## Begin Task inputs

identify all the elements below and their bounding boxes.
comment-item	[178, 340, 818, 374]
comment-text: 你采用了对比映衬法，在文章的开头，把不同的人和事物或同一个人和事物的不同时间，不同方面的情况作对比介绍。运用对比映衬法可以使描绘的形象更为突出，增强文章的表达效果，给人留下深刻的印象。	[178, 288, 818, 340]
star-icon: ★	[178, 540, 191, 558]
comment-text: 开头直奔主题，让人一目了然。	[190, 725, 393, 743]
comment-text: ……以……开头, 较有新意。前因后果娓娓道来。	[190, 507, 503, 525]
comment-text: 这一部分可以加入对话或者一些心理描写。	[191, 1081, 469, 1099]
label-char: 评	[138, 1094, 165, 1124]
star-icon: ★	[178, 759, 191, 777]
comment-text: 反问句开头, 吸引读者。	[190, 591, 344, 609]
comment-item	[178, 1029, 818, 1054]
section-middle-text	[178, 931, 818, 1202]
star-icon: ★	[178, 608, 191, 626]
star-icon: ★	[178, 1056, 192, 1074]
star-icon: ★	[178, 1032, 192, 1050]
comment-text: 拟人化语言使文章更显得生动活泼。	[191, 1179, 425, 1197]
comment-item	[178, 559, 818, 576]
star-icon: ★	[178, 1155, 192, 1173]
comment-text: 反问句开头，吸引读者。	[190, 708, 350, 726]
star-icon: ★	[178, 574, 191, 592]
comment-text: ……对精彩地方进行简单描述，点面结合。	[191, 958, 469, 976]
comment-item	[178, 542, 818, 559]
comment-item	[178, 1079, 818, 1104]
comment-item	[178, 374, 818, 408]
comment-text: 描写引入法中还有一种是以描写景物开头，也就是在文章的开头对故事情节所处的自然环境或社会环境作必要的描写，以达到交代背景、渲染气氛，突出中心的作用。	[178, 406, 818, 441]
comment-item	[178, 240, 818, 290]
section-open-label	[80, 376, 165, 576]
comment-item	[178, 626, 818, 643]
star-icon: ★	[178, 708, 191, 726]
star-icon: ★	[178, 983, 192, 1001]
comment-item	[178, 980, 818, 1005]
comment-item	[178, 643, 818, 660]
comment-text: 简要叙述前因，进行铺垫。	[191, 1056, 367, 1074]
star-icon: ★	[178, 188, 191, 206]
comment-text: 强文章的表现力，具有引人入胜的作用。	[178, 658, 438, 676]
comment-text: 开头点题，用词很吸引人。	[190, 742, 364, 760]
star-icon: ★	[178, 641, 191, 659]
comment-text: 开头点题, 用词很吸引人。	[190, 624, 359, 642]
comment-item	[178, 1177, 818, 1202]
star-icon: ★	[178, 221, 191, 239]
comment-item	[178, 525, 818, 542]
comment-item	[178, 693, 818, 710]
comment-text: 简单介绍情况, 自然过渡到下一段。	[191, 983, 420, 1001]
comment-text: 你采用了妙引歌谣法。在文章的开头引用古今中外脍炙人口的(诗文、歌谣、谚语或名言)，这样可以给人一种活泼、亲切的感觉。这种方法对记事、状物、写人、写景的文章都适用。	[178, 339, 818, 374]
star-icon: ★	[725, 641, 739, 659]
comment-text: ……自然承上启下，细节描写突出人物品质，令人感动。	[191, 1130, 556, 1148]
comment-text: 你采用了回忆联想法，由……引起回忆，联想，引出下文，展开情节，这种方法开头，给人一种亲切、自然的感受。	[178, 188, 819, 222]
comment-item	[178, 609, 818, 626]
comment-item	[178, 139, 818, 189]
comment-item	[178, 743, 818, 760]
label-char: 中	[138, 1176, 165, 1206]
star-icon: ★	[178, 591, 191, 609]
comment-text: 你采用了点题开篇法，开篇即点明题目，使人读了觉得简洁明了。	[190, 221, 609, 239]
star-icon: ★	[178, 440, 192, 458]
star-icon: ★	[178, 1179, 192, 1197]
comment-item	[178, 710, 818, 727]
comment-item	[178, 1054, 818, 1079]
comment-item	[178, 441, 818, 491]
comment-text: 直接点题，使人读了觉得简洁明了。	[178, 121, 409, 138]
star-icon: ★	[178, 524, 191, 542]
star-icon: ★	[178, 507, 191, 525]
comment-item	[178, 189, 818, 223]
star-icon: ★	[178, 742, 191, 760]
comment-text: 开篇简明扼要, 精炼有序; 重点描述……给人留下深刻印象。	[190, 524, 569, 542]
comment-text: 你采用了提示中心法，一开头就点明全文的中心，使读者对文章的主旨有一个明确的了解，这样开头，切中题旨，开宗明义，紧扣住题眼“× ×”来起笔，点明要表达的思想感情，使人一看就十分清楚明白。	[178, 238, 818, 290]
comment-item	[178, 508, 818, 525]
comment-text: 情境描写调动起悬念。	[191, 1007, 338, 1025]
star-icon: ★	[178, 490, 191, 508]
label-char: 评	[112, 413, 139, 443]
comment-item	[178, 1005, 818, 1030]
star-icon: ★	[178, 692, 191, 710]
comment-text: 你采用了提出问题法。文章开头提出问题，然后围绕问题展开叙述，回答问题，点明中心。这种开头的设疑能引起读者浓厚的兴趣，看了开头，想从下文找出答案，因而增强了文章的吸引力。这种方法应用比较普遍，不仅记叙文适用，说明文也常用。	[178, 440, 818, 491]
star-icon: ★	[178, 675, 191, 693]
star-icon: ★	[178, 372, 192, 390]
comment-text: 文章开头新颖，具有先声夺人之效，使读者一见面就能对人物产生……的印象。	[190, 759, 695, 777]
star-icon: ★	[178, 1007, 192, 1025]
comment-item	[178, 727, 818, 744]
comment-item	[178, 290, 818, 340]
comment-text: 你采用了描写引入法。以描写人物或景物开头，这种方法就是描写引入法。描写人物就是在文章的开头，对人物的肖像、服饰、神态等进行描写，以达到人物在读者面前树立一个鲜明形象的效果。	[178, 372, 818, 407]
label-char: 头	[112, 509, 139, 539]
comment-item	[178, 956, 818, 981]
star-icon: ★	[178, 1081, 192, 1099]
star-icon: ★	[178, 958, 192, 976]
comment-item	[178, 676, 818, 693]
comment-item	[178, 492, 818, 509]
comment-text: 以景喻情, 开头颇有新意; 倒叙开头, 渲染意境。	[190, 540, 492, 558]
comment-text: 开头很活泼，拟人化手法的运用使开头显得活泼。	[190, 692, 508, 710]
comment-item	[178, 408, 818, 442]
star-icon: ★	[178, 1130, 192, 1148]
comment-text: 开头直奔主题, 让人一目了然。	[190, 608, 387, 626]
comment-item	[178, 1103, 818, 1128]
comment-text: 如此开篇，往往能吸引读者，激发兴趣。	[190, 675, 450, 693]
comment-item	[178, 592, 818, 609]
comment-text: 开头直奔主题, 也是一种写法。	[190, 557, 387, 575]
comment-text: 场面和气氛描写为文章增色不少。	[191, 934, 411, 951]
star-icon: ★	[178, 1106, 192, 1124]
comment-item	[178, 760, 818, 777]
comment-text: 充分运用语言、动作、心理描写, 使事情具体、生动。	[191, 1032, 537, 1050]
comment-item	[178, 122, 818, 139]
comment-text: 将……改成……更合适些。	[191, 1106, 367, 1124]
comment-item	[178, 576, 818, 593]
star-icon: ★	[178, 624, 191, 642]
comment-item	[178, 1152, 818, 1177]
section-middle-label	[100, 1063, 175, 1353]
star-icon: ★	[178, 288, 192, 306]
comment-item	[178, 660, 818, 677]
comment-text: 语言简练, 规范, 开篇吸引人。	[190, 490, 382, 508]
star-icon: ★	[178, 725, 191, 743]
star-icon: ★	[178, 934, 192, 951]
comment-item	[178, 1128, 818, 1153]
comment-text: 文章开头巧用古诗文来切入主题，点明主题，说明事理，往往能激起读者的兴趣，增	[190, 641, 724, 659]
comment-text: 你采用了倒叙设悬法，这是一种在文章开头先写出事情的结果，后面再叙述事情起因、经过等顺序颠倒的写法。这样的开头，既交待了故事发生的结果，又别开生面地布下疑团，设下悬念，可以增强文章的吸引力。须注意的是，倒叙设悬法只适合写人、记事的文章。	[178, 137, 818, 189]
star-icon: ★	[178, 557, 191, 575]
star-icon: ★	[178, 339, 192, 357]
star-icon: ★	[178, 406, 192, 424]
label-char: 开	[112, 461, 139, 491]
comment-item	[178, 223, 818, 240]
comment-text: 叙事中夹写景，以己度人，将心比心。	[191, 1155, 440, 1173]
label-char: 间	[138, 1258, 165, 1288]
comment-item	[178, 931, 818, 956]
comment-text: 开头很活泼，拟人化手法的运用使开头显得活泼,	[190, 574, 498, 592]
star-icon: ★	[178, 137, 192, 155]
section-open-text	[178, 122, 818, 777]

## End Task inputs

■ **What you are asked to do**
Lay out the records above as a JSON list of strings, one string per line, from the very first line up to and including the line with "1094, 165, 1124]". Leave out any blank lines.

■ **The solution**
[
  "identify all the elements below and their bounding boxes.",
  "comment-item\t[178, 340, 818, 374]",
  "comment-text: 你采用了对比映衬法，在文章的开头，把不同的人和事物或同一个人和事物的不同时间，不同方面的情况作对比介绍。运用对比映衬法可以使描绘的形象更为突出，增强文章的表达效果，给人留下深刻的印象。\t[178, 288, 818, 340]",
  "star-icon: ★\t[178, 540, 191, 558]",
  "comment-text: 开头直奔主题，让人一目了然。\t[190, 725, 393, 743]",
  "comment-text: ……以……开头, 较有新意。前因后果娓娓道来。\t[190, 507, 503, 525]",
  "comment-text: 这一部分可以加入对话或者一些心理描写。\t[191, 1081, 469, 1099]",
  "label-char: 评\t[138, 1094, 165, 1124]"
]